Extrait étudié:
Il serait superflu de nous arrêter à réfuter ces raisonnemens. Il est clair que, dans un état de liberté, le producteur ne peut réussir que s’il offre aux consommateurs des objets qui lui conviennent ; plus la liberté du commerce est étendue, plus surtout elle s’applique aux échanges internationaux, plus il est certain que la production se modèlera sur la consommation ; les bons commerçans sont ceux qui savent le mieux deviner les goûts et mesurer les besoins des consommateurs, et les bons industriels sont ceux qui se mettent à même de satisfaire ces goûts et ces besoins de la façon la plus complète et au moindre prix. En tout état de cause, c’est toujours la consommation qui domine la production.

Objectif de l'exercice: D'après l'extrait, pourquoi la production finit-elle par se modeler sur la consommation ? Répondez en une à trois phrases. Les enregistrements ci-dessous n'ont aucun rapport avec l'extrait.

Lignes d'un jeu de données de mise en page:
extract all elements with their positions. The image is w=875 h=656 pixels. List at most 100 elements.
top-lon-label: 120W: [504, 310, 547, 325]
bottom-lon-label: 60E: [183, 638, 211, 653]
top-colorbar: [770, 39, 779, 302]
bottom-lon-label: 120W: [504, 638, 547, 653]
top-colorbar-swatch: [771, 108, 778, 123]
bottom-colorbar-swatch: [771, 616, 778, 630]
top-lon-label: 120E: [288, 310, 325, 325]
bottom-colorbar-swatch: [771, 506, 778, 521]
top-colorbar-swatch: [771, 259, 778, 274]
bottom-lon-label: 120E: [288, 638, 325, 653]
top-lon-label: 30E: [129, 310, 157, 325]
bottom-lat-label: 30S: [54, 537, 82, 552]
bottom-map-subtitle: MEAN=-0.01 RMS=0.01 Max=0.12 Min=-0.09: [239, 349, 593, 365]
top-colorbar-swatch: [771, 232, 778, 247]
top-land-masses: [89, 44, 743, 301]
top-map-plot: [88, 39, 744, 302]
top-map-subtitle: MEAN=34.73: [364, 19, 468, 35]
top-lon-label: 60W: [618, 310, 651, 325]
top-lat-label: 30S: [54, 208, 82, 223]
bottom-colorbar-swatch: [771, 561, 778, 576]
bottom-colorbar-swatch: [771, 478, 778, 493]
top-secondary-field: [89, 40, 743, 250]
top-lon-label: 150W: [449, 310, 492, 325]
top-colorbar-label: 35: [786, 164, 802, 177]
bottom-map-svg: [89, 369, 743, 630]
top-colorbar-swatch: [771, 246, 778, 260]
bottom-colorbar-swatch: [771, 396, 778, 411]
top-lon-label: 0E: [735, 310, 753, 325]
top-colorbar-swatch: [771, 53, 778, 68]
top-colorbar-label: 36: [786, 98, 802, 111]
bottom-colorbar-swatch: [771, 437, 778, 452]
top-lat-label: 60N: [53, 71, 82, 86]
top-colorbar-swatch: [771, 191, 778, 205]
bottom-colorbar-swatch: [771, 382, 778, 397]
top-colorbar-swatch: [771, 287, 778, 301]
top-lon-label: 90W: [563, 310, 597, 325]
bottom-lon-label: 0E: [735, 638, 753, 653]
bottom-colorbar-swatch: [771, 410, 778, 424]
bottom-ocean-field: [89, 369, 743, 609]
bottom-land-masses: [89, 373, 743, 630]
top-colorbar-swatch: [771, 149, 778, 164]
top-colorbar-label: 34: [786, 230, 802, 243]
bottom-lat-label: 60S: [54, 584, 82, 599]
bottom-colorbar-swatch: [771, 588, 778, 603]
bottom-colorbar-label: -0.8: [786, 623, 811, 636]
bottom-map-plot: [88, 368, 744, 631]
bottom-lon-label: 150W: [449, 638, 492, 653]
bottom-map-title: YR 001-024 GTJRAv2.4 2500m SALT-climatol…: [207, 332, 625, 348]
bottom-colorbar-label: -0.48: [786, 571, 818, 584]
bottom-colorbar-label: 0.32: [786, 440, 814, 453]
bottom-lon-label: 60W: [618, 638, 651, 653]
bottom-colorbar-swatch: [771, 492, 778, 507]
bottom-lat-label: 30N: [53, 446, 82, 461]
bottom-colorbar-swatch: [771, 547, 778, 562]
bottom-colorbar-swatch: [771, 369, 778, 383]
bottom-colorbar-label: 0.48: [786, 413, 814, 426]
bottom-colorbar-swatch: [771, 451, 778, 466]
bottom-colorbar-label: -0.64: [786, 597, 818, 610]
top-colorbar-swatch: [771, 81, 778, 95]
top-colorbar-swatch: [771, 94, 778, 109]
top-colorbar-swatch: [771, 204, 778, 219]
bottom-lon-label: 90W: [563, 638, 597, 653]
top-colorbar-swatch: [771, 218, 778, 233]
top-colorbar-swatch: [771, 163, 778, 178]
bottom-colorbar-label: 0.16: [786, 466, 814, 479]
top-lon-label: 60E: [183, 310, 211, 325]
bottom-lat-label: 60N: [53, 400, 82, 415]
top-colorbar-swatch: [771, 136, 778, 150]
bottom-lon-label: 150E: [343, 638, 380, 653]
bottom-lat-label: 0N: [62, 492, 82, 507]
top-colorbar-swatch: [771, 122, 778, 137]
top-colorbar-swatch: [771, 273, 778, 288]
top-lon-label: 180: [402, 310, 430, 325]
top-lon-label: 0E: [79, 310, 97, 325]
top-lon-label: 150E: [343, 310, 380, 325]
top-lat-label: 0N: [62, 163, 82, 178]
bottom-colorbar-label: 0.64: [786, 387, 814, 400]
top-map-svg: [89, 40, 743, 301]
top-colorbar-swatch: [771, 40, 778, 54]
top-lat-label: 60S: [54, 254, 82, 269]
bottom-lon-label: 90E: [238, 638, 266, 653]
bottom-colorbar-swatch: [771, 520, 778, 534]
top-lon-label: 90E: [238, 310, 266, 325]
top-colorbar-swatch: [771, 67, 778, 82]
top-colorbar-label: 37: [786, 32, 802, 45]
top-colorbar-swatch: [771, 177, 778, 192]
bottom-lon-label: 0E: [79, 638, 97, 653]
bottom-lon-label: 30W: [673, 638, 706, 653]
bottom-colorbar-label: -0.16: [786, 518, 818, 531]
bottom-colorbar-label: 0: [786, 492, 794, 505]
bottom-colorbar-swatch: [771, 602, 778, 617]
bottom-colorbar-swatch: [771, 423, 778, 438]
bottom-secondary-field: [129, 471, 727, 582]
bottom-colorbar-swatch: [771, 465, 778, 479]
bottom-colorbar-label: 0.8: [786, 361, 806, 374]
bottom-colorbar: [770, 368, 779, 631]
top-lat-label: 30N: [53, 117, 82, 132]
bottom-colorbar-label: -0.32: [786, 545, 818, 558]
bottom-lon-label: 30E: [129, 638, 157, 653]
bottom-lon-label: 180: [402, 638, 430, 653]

Corrigé: Dans un état de liberté, le producteur ne peut réussir qu'en offrant aux consommateurs des objets qui répondent à leurs goûts et à leurs besoins. Cette adaptation est d'autant plus certaine que la liberté du commerce est étendue, en particulier aux échanges internationaux.